# Instruction
Copy out all lines carrying the word "content".
===== Source records =====
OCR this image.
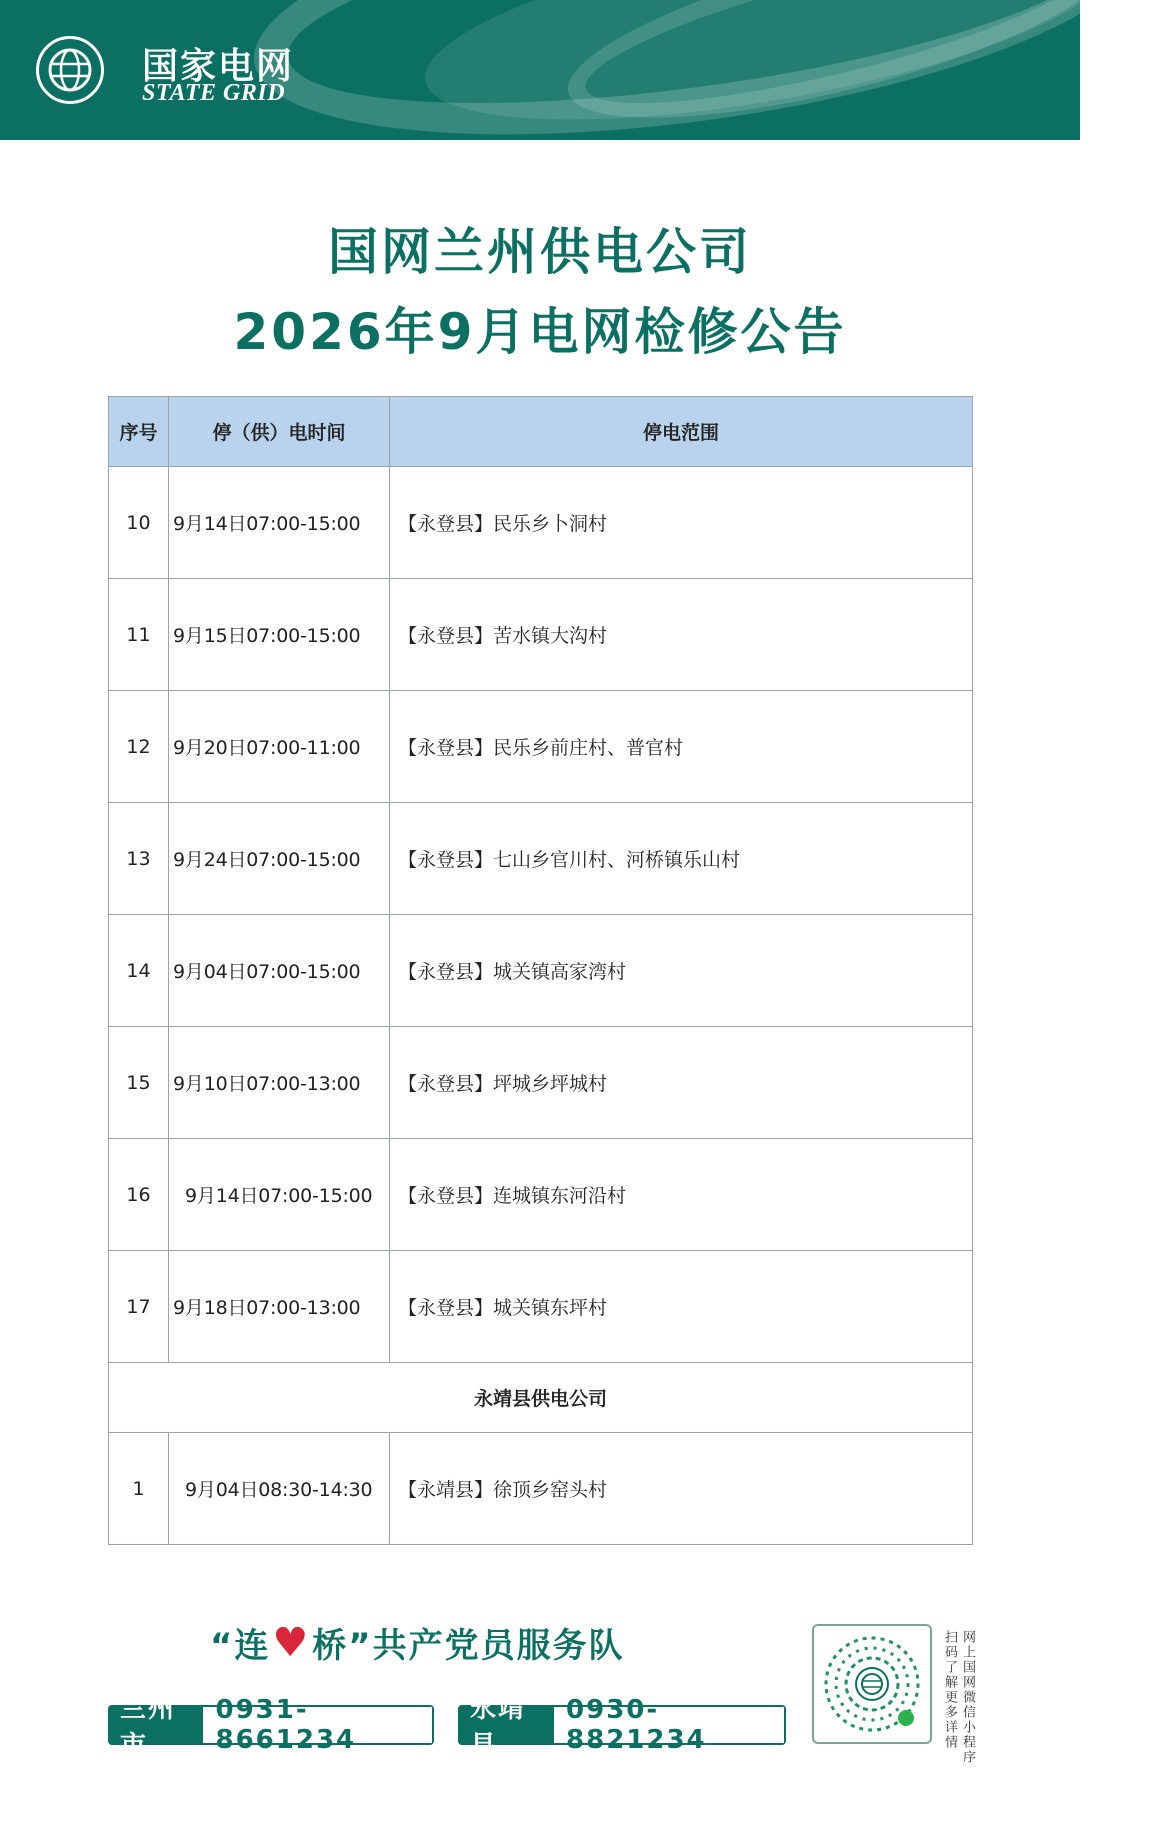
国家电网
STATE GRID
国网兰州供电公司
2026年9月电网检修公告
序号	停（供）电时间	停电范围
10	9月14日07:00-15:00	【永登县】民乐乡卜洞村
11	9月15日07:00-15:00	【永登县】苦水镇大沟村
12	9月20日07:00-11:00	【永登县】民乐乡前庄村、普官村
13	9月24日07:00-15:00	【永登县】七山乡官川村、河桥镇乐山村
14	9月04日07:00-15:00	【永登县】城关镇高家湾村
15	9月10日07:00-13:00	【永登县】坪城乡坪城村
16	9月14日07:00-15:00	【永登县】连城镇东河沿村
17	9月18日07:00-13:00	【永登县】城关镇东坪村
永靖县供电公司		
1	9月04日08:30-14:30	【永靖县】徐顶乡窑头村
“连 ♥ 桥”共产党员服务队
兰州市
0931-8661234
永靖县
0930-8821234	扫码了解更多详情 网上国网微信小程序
=====
===== Source records =====
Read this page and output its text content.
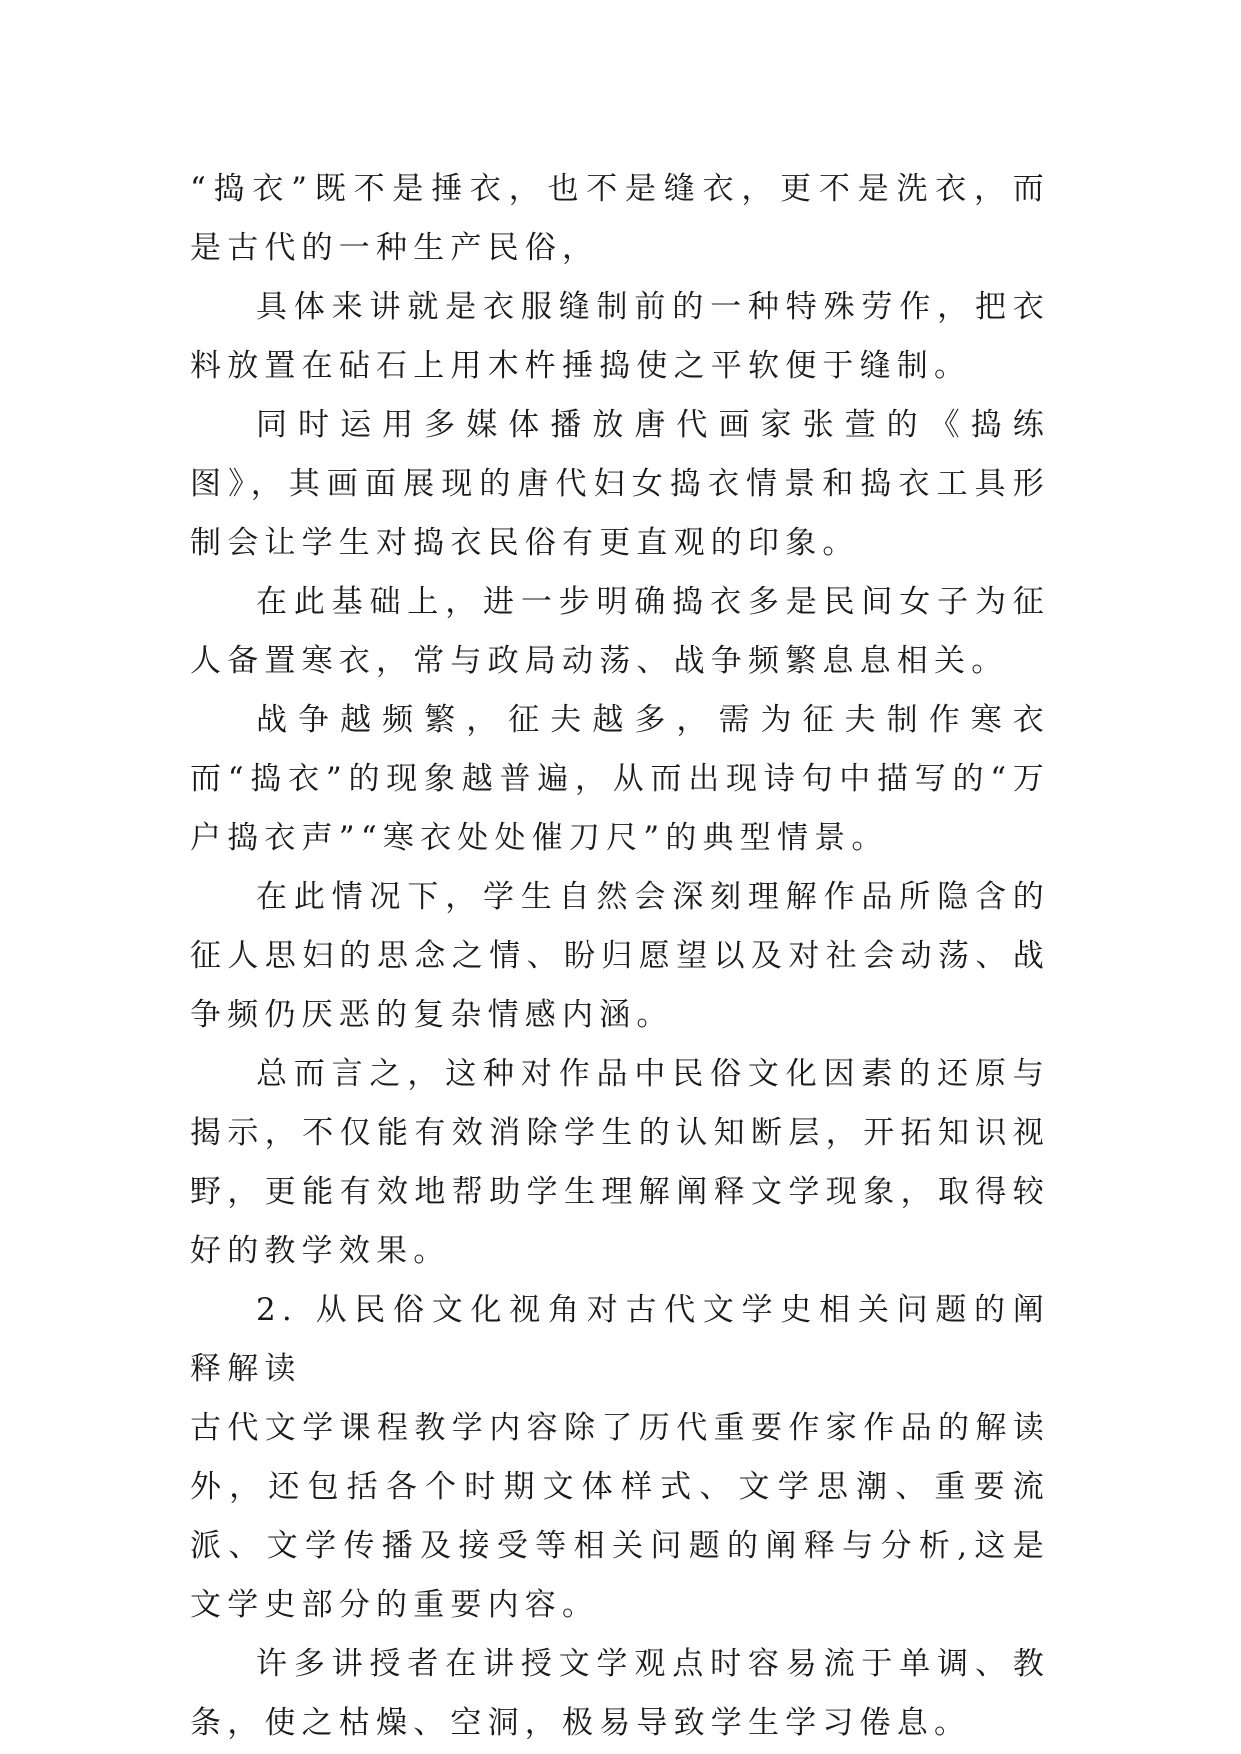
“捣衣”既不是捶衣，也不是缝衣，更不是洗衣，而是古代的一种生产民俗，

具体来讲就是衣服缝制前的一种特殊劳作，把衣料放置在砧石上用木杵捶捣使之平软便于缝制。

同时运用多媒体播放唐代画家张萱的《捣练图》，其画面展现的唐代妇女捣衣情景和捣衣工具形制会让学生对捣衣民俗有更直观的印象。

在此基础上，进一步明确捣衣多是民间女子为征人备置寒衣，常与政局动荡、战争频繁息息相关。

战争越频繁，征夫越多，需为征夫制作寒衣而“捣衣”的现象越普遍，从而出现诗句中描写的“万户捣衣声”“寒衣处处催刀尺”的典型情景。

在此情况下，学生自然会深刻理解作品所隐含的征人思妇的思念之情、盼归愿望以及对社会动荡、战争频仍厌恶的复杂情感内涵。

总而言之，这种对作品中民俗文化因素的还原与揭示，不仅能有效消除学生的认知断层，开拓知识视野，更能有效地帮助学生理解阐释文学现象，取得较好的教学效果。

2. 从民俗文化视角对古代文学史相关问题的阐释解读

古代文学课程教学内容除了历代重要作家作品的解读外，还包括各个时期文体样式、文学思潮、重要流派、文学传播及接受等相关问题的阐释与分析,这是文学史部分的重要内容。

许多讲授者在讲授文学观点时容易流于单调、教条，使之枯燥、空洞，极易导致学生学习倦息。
=====
===== Source records =====
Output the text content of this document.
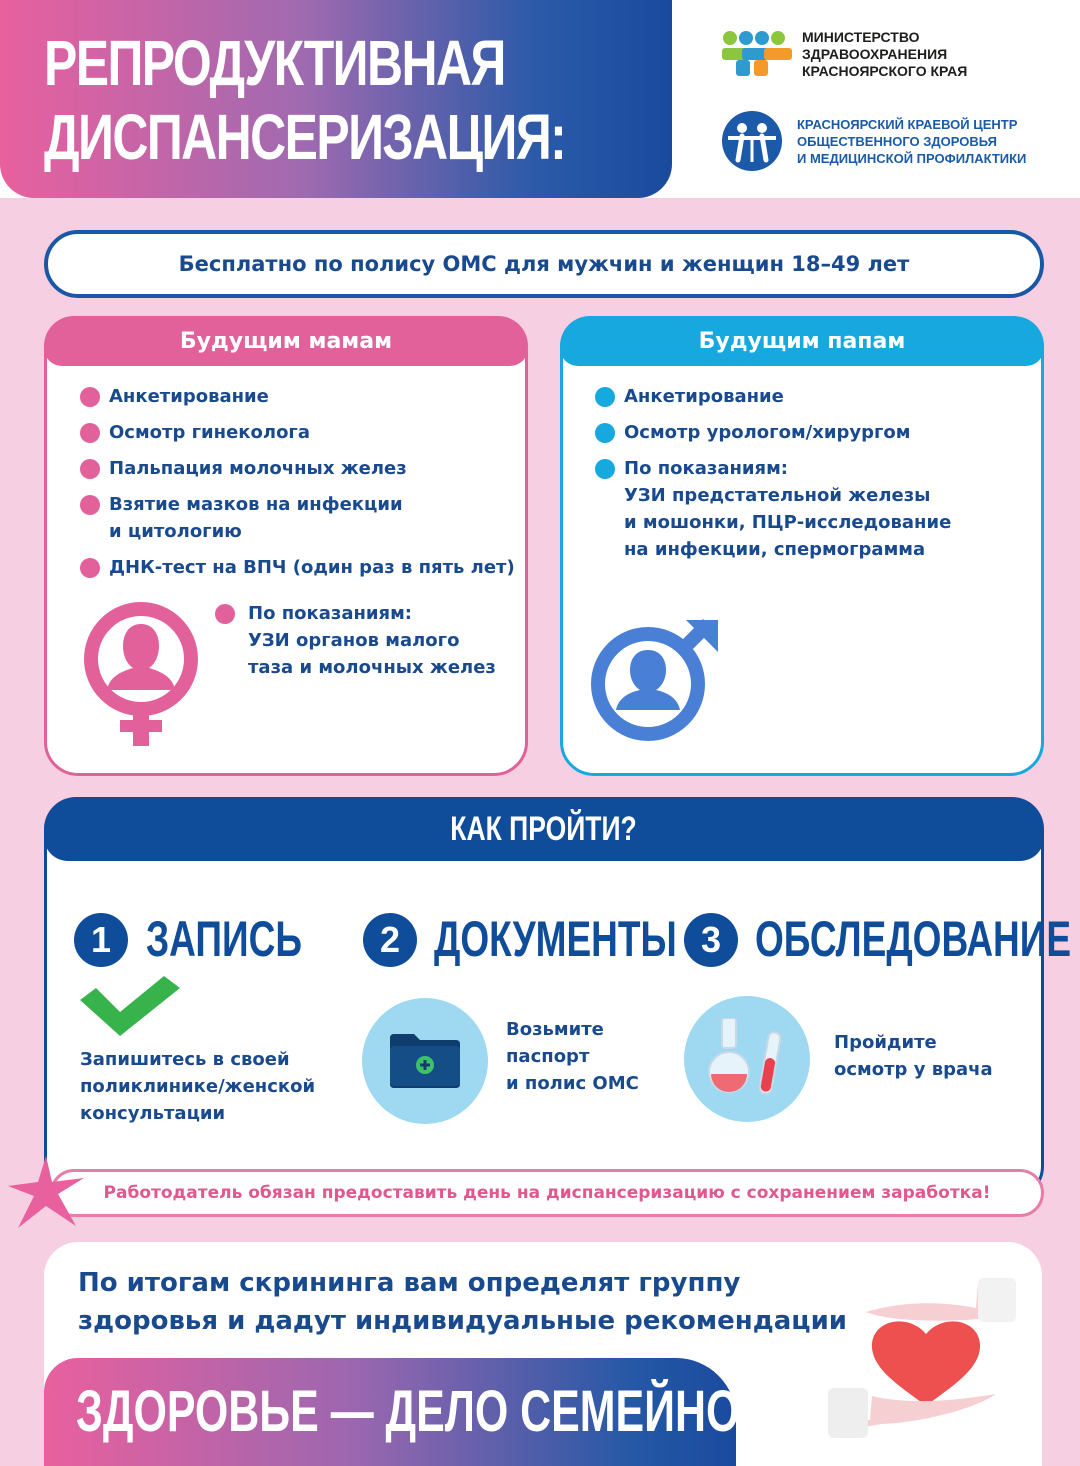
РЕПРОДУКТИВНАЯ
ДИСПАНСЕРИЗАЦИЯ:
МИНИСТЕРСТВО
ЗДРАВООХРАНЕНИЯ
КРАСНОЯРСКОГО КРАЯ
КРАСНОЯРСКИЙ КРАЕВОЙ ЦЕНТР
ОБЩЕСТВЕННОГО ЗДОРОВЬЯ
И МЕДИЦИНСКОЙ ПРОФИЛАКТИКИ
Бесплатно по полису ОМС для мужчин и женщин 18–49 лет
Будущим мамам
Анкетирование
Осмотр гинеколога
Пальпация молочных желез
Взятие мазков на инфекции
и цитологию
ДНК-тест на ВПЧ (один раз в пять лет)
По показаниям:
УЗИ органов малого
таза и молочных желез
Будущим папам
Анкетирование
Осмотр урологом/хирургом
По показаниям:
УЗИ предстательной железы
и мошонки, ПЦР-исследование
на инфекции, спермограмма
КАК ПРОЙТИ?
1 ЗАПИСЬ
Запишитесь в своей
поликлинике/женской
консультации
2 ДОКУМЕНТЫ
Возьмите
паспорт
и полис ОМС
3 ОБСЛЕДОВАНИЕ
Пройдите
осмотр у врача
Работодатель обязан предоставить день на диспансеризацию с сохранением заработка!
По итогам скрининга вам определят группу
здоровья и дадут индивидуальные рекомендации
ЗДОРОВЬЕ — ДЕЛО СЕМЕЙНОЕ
=====
# Right answer
Read this page and output its text content.
Output the text content of this document.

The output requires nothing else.